» **EXERCISE REQUIREMENTS**: Search the material and gather each line with "Areia" in it.
:: GIVEN DATA ::
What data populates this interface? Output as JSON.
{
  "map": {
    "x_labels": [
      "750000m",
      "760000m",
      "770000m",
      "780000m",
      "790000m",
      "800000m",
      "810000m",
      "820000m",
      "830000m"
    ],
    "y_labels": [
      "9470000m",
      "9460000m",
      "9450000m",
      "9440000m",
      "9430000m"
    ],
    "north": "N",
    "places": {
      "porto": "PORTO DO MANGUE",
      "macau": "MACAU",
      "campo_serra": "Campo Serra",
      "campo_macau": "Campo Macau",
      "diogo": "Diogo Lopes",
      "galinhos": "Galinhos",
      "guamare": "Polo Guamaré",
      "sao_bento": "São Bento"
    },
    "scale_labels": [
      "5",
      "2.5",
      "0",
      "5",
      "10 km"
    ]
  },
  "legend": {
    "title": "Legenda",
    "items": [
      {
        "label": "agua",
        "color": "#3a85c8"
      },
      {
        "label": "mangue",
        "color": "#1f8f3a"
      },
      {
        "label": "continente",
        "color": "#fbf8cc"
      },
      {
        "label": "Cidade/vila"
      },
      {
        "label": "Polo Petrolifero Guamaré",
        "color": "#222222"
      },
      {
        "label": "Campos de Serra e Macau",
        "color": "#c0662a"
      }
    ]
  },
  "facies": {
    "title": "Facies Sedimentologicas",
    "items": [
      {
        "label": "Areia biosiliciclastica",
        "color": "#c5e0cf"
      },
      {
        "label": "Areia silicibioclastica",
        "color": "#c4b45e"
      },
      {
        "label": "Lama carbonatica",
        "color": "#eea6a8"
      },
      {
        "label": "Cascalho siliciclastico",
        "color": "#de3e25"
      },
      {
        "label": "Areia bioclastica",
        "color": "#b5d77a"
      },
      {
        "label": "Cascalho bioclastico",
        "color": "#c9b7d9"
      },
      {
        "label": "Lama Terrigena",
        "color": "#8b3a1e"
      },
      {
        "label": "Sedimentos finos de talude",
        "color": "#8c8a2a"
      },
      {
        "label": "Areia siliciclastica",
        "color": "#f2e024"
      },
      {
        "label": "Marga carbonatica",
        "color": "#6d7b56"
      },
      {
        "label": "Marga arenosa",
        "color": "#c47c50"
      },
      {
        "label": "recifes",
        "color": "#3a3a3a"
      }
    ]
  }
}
:::
» **SOLUTION TO THIS TASK**:
        "label": "Areia biosiliciclastica",
        "label": "Areia silicibioclastica",
        "label": "Areia bioclastica",
        "label": "Areia siliciclastica",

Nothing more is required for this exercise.